──────── Records for the task

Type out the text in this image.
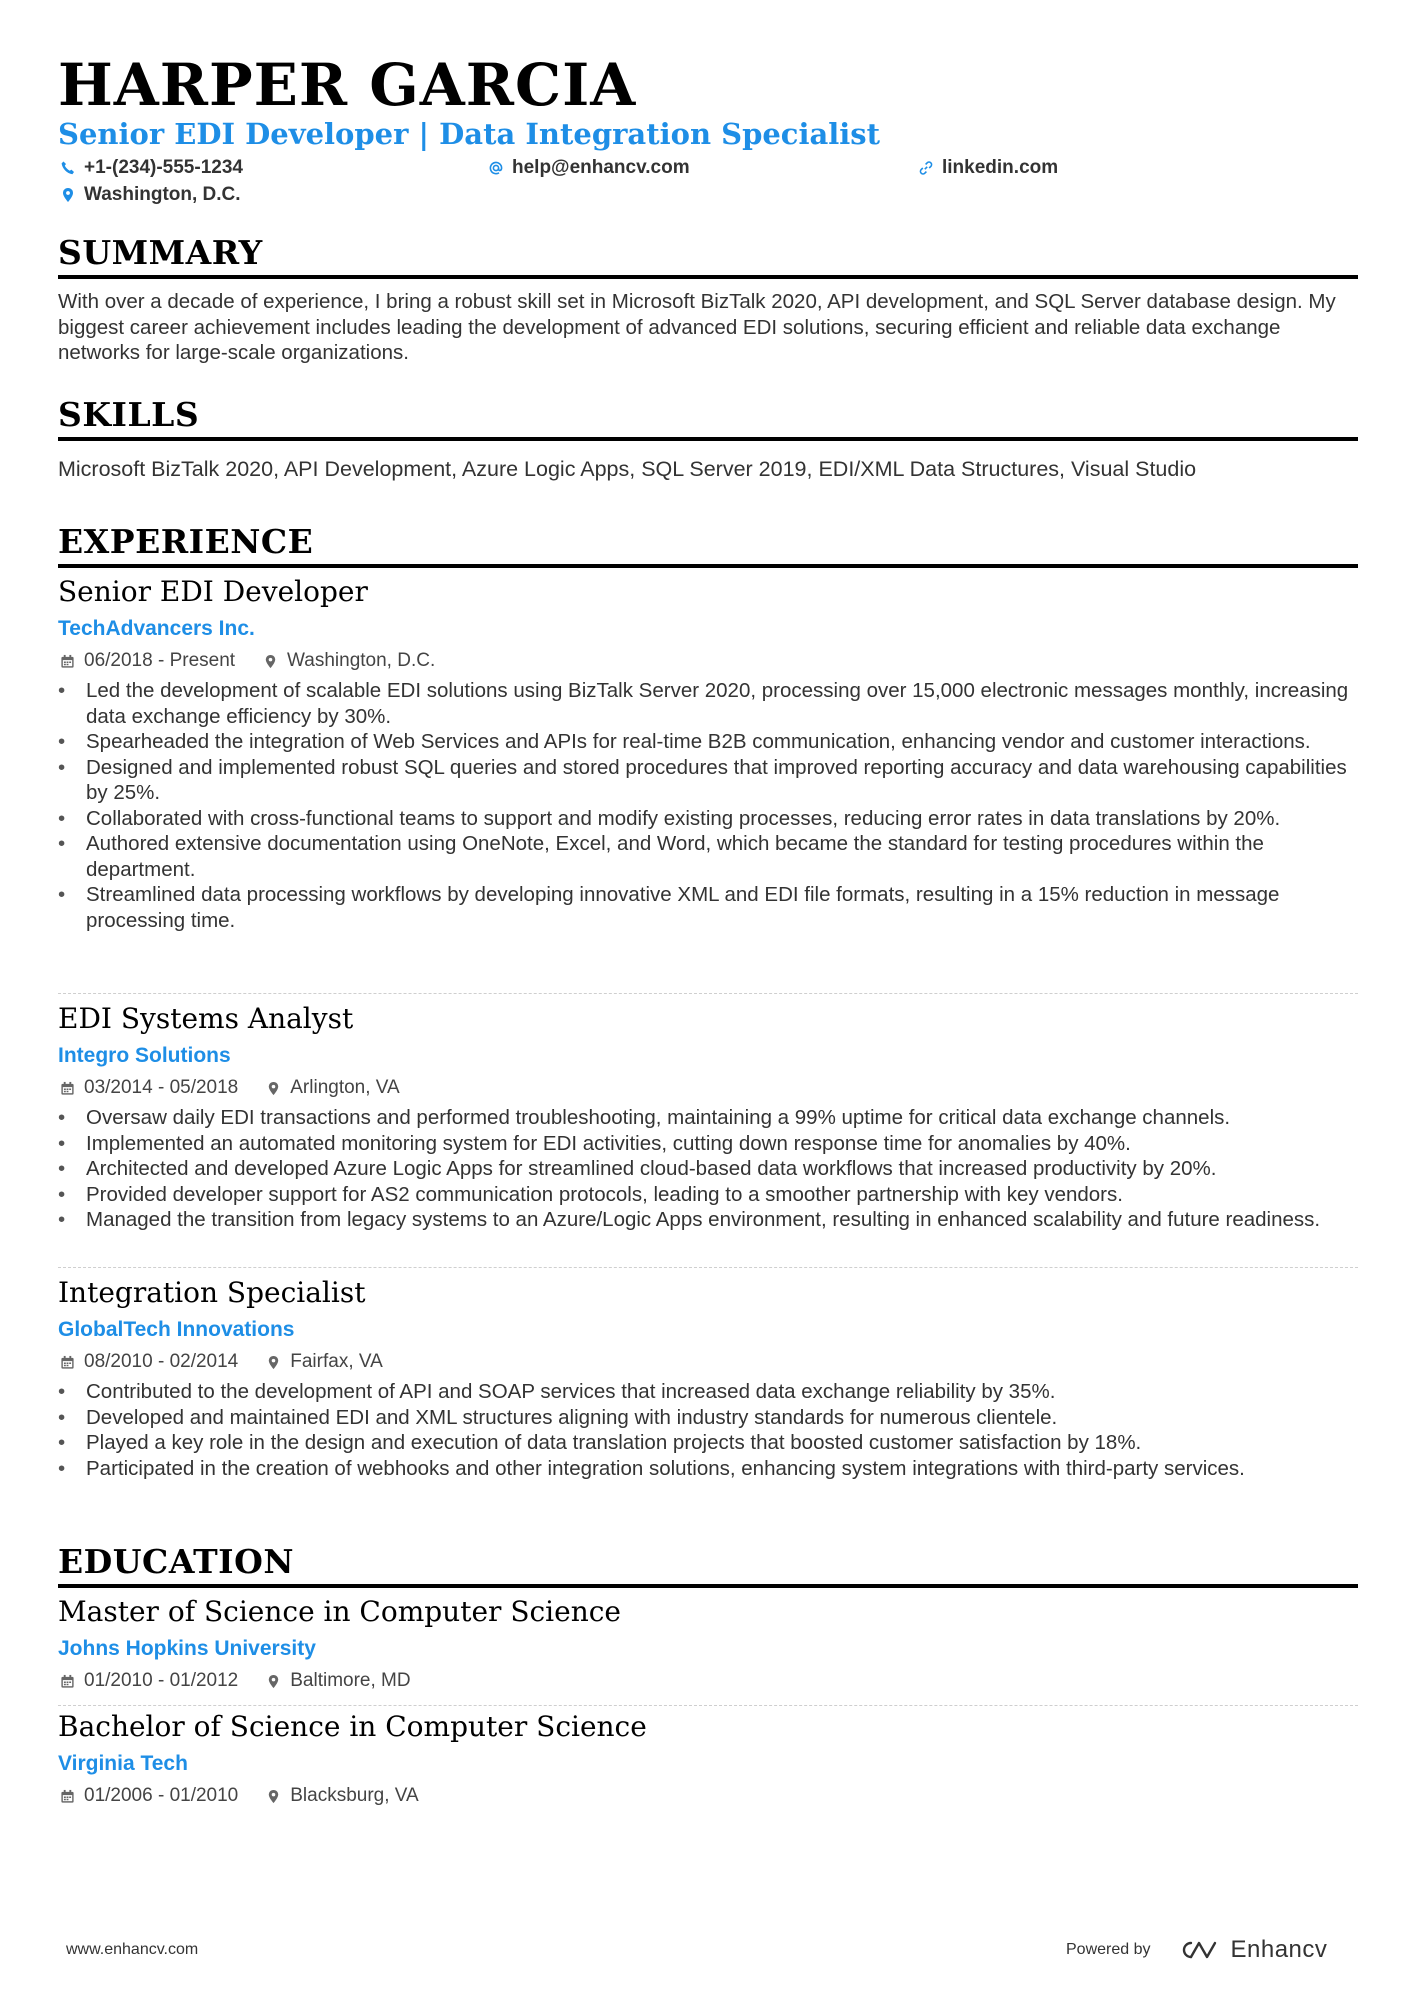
HARPER GARCIA
Senior EDI Developer | Data Integration Specialist
+1-(234)-555-1234	help@enhancv.com	linkedin.com
Washington, D.C.
SUMMARY

With over a decade of experience, I bring a robust skill set in Microsoft BizTalk 2020, API development, and SQL Server database design. My biggest career achievement includes leading the development of advanced EDI solutions, securing efficient and reliable data exchange networks for large-scale organizations.

SKILLS

Microsoft BizTalk 2020, API Development, Azure Logic Apps, SQL Server 2019, EDI/XML Data Structures, Visual Studio

EXPERIENCE
Senior EDI Developer
TechAdvancers Inc.
06/2018 - Present	Washington, D.C.
• Led the development of scalable EDI solutions using BizTalk Server 2020, processing over 15,000 electronic messages monthly, increasing data exchange efficiency by 30%.
• Spearheaded the integration of Web Services and APIs for real-time B2B communication, enhancing vendor and customer interactions.
• Designed and implemented robust SQL queries and stored procedures that improved reporting accuracy and data warehousing capabilities by 25%.
• Collaborated with cross-functional teams to support and modify existing processes, reducing error rates in data translations by 20%.
• Authored extensive documentation using OneNote, Excel, and Word, which became the standard for testing procedures within the department.
• Streamlined data processing workflows by developing innovative XML and EDI file formats, resulting in a 15% reduction in message processing time.
EDI Systems Analyst
Integro Solutions
03/2014 - 05/2018	Arlington, VA
• Oversaw daily EDI transactions and performed troubleshooting, maintaining a 99% uptime for critical data exchange channels.
• Implemented an automated monitoring system for EDI activities, cutting down response time for anomalies by 40%.
• Architected and developed Azure Logic Apps for streamlined cloud-based data workflows that increased productivity by 20%.
• Provided developer support for AS2 communication protocols, leading to a smoother partnership with key vendors.
• Managed the transition from legacy systems to an Azure/Logic Apps environment, resulting in enhanced scalability and future readiness.
Integration Specialist
GlobalTech Innovations
08/2010 - 02/2014	Fairfax, VA
• Contributed to the development of API and SOAP services that increased data exchange reliability by 35%.
• Developed and maintained EDI and XML structures aligning with industry standards for numerous clientele.
• Played a key role in the design and execution of data translation projects that boosted customer satisfaction by 18%.
• Participated in the creation of webhooks and other integration solutions, enhancing system integrations with third-party services.
EDUCATION
Master of Science in Computer Science
Johns Hopkins University
01/2010 - 01/2012	Baltimore, MD
Bachelor of Science in Computer Science
Virginia Tech
01/2006 - 01/2010	Blacksburg, VA
www.enhancv.com	Powered by	Enhancv
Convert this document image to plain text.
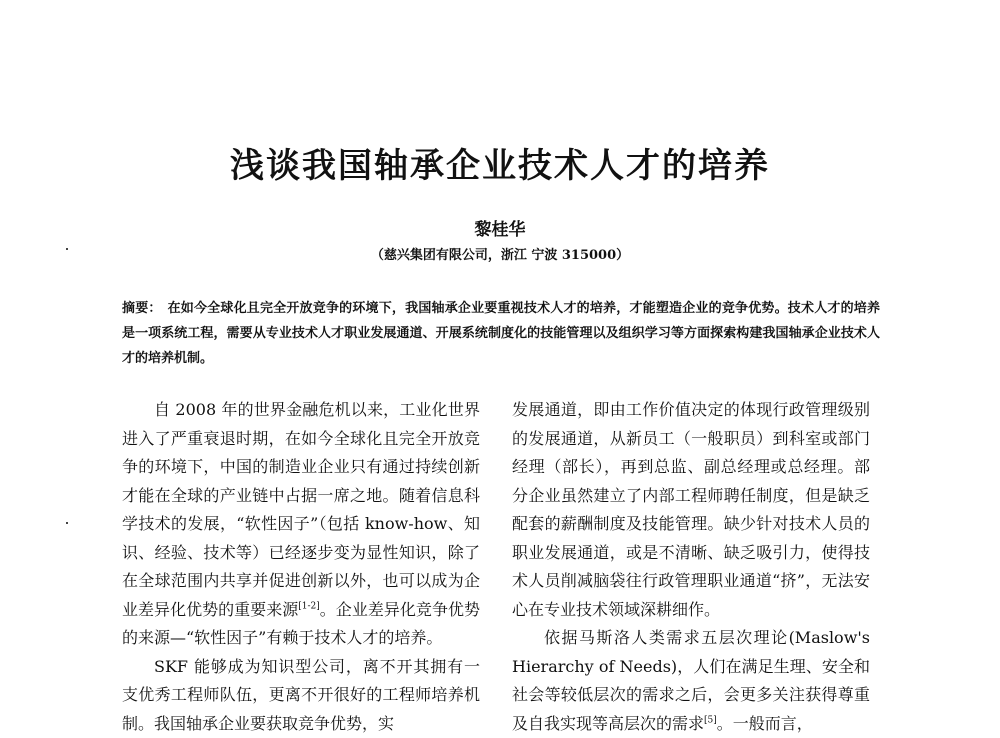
浅谈我国轴承企业技术人才的培养
黎桂华
（慈兴集团有限公司，浙江 宁波 315000）
摘要： 在如今全球化且完全开放竞争的环境下，我国轴承企业要重视技术人才的培养，才能塑造企业的竞争优势。技术人才的培养是一项系统工程，需要从专业技术人才职业发展通道、开展系统制度化的技能管理以及组织学习等方面探索构建我国轴承企业技术人才的培养机制。

自 2008 年的世界金融危机以来，工业化世界进入了严重衰退时期，在如今全球化且完全开放竞争的环境下，中国的制造业企业只有通过持续创新才能在全球的产业链中占据一席之地。随着信息科学技术的发展，“软性因子”（包括 know-how、知识、经验、技术等）已经逐步变为显性知识，除了在全球范围内共享并促进创新以外，也可以成为企业差异化优势的重要来源[1-2]。企业差异化竞争优势的来源—“软性因子”有赖于技术人才的培养。

SKF 能够成为知识型公司，离不开其拥有一支优秀工程师队伍，更离不开很好的工程师培养机制。我国轴承企业要获取竞争优势，实

发展通道，即由工作价值决定的体现行政管理级别的发展通道，从新员工（一般职员）到科室或部门经理（部长），再到总监、副总经理或总经理。部分企业虽然建立了内部工程师聘任制度，但是缺乏配套的薪酬制度及技能管理。缺少针对技术人员的职业发展通道，或是不清晰、缺乏吸引力，使得技术人员削减脑袋往行政管理职业通道“挤”，无法安心在专业技术领域深耕细作。

依据马斯洛人类需求五层次理论(Maslow's Hierarchy of Needs)，人们在满足生理、安全和社会等较低层次的需求之后，会更多关注获得尊重及自我实现等高层次的需求[5]。一般而言，
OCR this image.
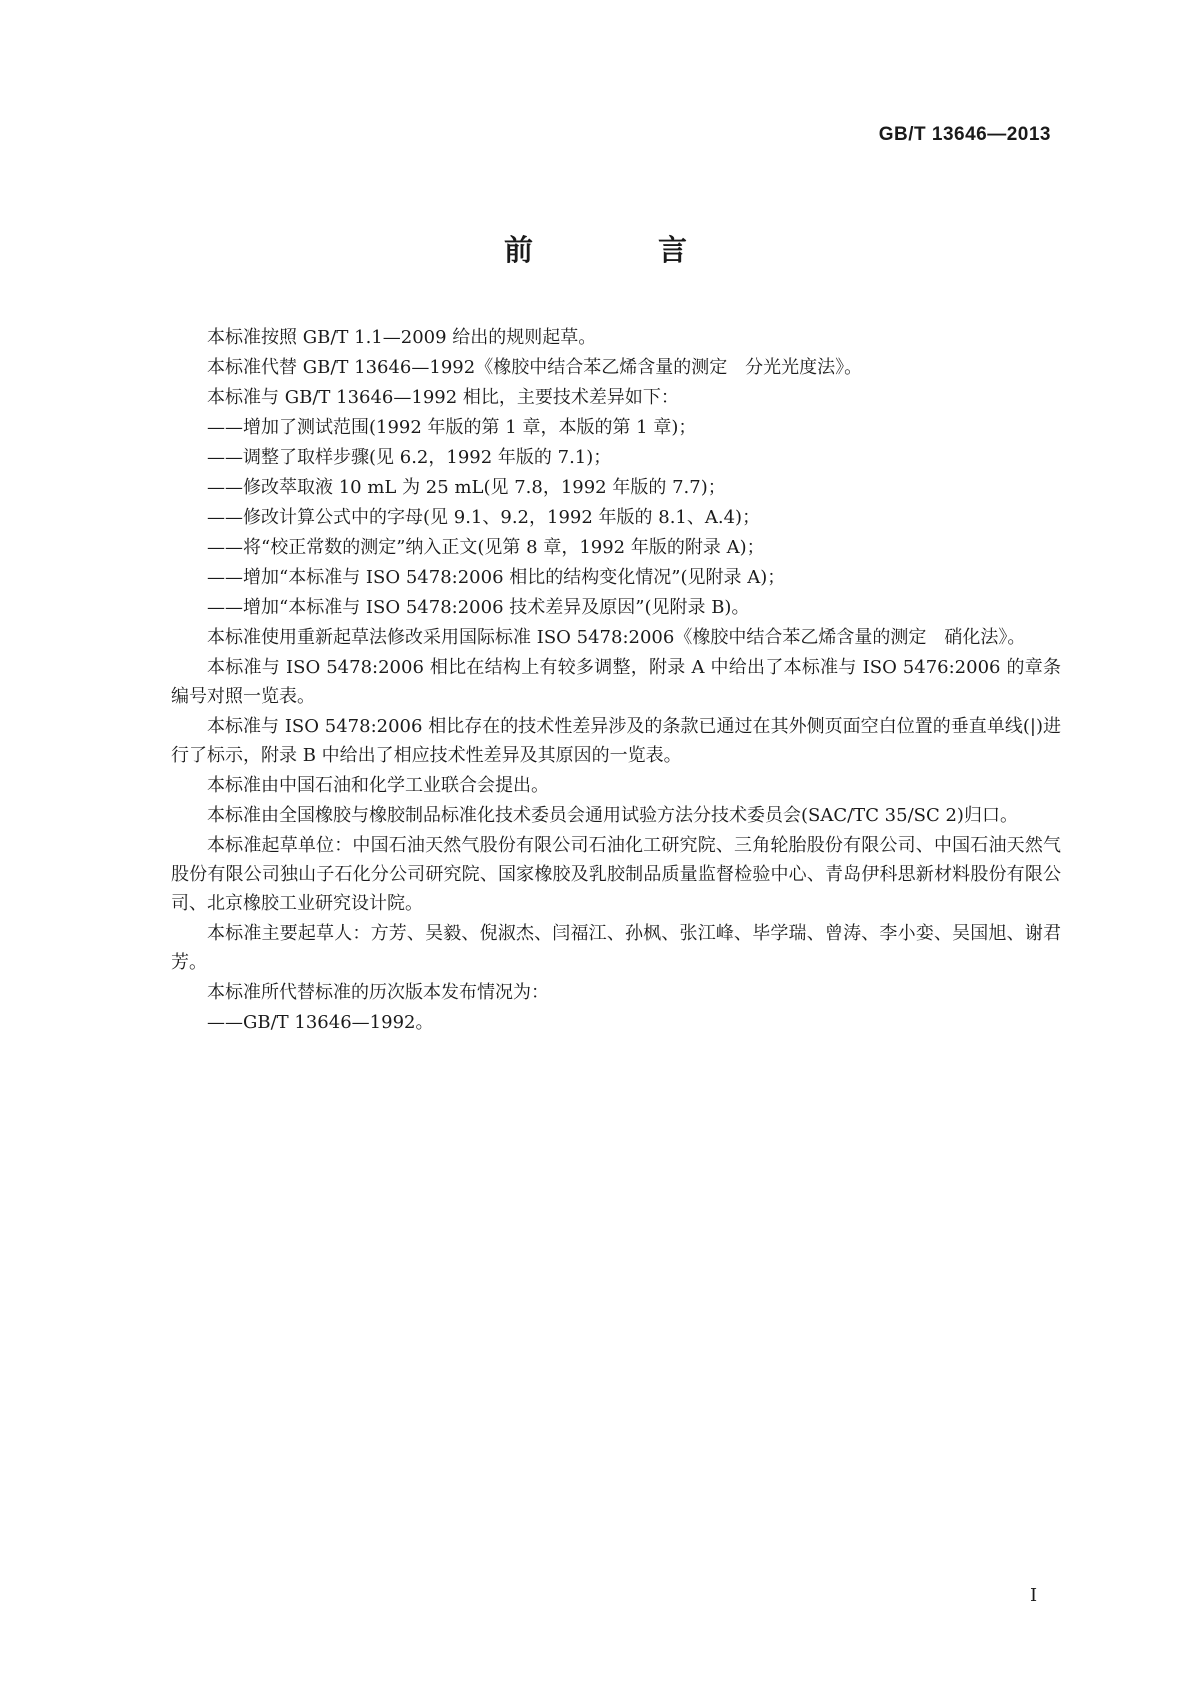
GB/T 13646—2013
前　言
本标准按照 GB/T 1.1—2009 给出的规则起草。
本标准代替 GB/T 13646—1992《橡胶中结合苯乙烯含量的测定　分光光度法》。
本标准与 GB/T 13646—1992 相比，主要技术差异如下：
——增加了测试范围(1992 年版的第 1 章，本版的第 1 章)；
——调整了取样步骤(见 6.2，1992 年版的 7.1)；
——修改萃取液 10 mL 为 25 mL(见 7.8，1992 年版的 7.7)；
——修改计算公式中的字母(见 9.1、9.2，1992 年版的 8.1、A.4)；
——将“校正常数的测定”纳入正文(见第 8 章，1992 年版的附录 A)；
——增加“本标准与 ISO 5478:2006 相比的结构变化情况”(见附录 A)；
——增加“本标准与 ISO 5478:2006 技术差异及原因”(见附录 B)。
本标准使用重新起草法修改采用国际标准 ISO 5478:2006《橡胶中结合苯乙烯含量的测定　硝化法》。
本标准与 ISO 5478:2006 相比在结构上有较多调整，附录 A 中给出了本标准与 ISO 5476:2006 的章条编号对照一览表。
本标准与 ISO 5478:2006 相比存在的技术性差异涉及的条款已通过在其外侧页面空白位置的垂直单线(|)进行了标示，附录 B 中给出了相应技术性差异及其原因的一览表。
本标准由中国石油和化学工业联合会提出。
本标准由全国橡胶与橡胶制品标准化技术委员会通用试验方法分技术委员会(SAC/TC 35/SC 2)归口。
本标准起草单位：中国石油天然气股份有限公司石油化工研究院、三角轮胎股份有限公司、中国石油天然气股份有限公司独山子石化分公司研究院、国家橡胶及乳胶制品质量监督检验中心、青岛伊科思新材料股份有限公司、北京橡胶工业研究设计院。
本标准主要起草人：方芳、吴毅、倪淑杰、闫福江、孙枫、张江峰、毕学瑞、曾涛、李小娈、吴国旭、谢君芳。
本标准所代替标准的历次版本发布情况为：
——GB/T 13646—1992。
I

────────────────

Copy the listing in full and without alteration, omitting every picture.

Type out the text in this image.
HARPER GARCIA
Senior EDI Developer | Data Integration Specialist
+1-(234)-555-1234	help@enhancv.com	linkedin.com
Washington, D.C.
SUMMARY

With over a decade of experience, I bring a robust skill set in Microsoft BizTalk 2020, API development, and SQL Server database design. My biggest career achievement includes leading the development of advanced EDI solutions, securing efficient and reliable data exchange networks for large-scale organizations.

SKILLS

Microsoft BizTalk 2020, API Development, Azure Logic Apps, SQL Server 2019, EDI/XML Data Structures, Visual Studio

EXPERIENCE
Senior EDI Developer
TechAdvancers Inc.
06/2018 - Present	Washington, D.C.
• Led the development of scalable EDI solutions using BizTalk Server 2020, processing over 15,000 electronic messages monthly, increasing data exchange efficiency by 30%.
• Spearheaded the integration of Web Services and APIs for real-time B2B communication, enhancing vendor and customer interactions.
• Designed and implemented robust SQL queries and stored procedures that improved reporting accuracy and data warehousing capabilities by 25%.
• Collaborated with cross-functional teams to support and modify existing processes, reducing error rates in data translations by 20%.
• Authored extensive documentation using OneNote, Excel, and Word, which became the standard for testing procedures within the department.
• Streamlined data processing workflows by developing innovative XML and EDI file formats, resulting in a 15% reduction in message processing time.
EDI Systems Analyst
Integro Solutions
03/2014 - 05/2018	Arlington, VA
• Oversaw daily EDI transactions and performed troubleshooting, maintaining a 99% uptime for critical data exchange channels.
• Implemented an automated monitoring system for EDI activities, cutting down response time for anomalies by 40%.
• Architected and developed Azure Logic Apps for streamlined cloud-based data workflows that increased productivity by 20%.
• Provided developer support for AS2 communication protocols, leading to a smoother partnership with key vendors.
• Managed the transition from legacy systems to an Azure/Logic Apps environment, resulting in enhanced scalability and future readiness.
Integration Specialist
GlobalTech Innovations
08/2010 - 02/2014	Fairfax, VA
• Contributed to the development of API and SOAP services that increased data exchange reliability by 35%.
• Developed and maintained EDI and XML structures aligning with industry standards for numerous clientele.
• Played a key role in the design and execution of data translation projects that boosted customer satisfaction by 18%.
• Participated in the creation of webhooks and other integration solutions, enhancing system integrations with third-party services.
EDUCATION
Master of Science in Computer Science
Johns Hopkins University
01/2010 - 01/2012	Baltimore, MD
Bachelor of Science in Computer Science
Virginia Tech
01/2006 - 01/2010	Blacksburg, VA
www.enhancv.com	Powered by	Enhancv
Convert this document image to plain text.
浅谈我国轴承企业技术人才的培养
黎桂华
（慈兴集团有限公司，浙江 宁波 315000）
摘要： 在如今全球化且完全开放竞争的环境下，我国轴承企业要重视技术人才的培养，才能塑造企业的竞争优势。技术人才的培养是一项系统工程，需要从专业技术人才职业发展通道、开展系统制度化的技能管理以及组织学习等方面探索构建我国轴承企业技术人才的培养机制。

自 2008 年的世界金融危机以来，工业化世界进入了严重衰退时期，在如今全球化且完全开放竞争的环境下，中国的制造业企业只有通过持续创新才能在全球的产业链中占据一席之地。随着信息科学技术的发展，“软性因子”（包括 know-how、知识、经验、技术等）已经逐步变为显性知识，除了在全球范围内共享并促进创新以外，也可以成为企业差异化优势的重要来源[1-2]。企业差异化竞争优势的来源—“软性因子”有赖于技术人才的培养。

SKF 能够成为知识型公司，离不开其拥有一支优秀工程师队伍，更离不开很好的工程师培养机制。我国轴承企业要获取竞争优势，实

发展通道，即由工作价值决定的体现行政管理级别的发展通道，从新员工（一般职员）到科室或部门经理（部长），再到总监、副总经理或总经理。部分企业虽然建立了内部工程师聘任制度，但是缺乏配套的薪酬制度及技能管理。缺少针对技术人员的职业发展通道，或是不清晰、缺乏吸引力，使得技术人员削减脑袋往行政管理职业通道“挤”，无法安心在专业技术领域深耕细作。

依据马斯洛人类需求五层次理论(Maslow's Hierarchy of Needs)，人们在满足生理、安全和社会等较低层次的需求之后，会更多关注获得尊重及自我实现等高层次的需求[5]。一般而言，
OCR this image.
GB/T 13646—2013
前　言
本标准按照 GB/T 1.1—2009 给出的规则起草。
本标准代替 GB/T 13646—1992《橡胶中结合苯乙烯含量的测定　分光光度法》。
本标准与 GB/T 13646—1992 相比，主要技术差异如下：
——增加了测试范围(1992 年版的第 1 章，本版的第 1 章)；
——调整了取样步骤(见 6.2，1992 年版的 7.1)；
——修改萃取液 10 mL 为 25 mL(见 7.8，1992 年版的 7.7)；
——修改计算公式中的字母(见 9.1、9.2，1992 年版的 8.1、A.4)；
——将“校正常数的测定”纳入正文(见第 8 章，1992 年版的附录 A)；
——增加“本标准与 ISO 5478:2006 相比的结构变化情况”(见附录 A)；
——增加“本标准与 ISO 5478:2006 技术差异及原因”(见附录 B)。
本标准使用重新起草法修改采用国际标准 ISO 5478:2006《橡胶中结合苯乙烯含量的测定　硝化法》。
本标准与 ISO 5478:2006 相比在结构上有较多调整，附录 A 中给出了本标准与 ISO 5476:2006 的章条编号对照一览表。
本标准与 ISO 5478:2006 相比存在的技术性差异涉及的条款已通过在其外侧页面空白位置的垂直单线(|)进行了标示，附录 B 中给出了相应技术性差异及其原因的一览表。
本标准由中国石油和化学工业联合会提出。
本标准由全国橡胶与橡胶制品标准化技术委员会通用试验方法分技术委员会(SAC/TC 35/SC 2)归口。
本标准起草单位：中国石油天然气股份有限公司石油化工研究院、三角轮胎股份有限公司、中国石油天然气股份有限公司独山子石化分公司研究院、国家橡胶及乳胶制品质量监督检验中心、青岛伊科思新材料股份有限公司、北京橡胶工业研究设计院。
本标准主要起草人：方芳、吴毅、倪淑杰、闫福江、孙枫、张江峰、毕学瑞、曾涛、李小娈、吴国旭、谢君芳。
本标准所代替标准的历次版本发布情况为：
——GB/T 13646—1992。
I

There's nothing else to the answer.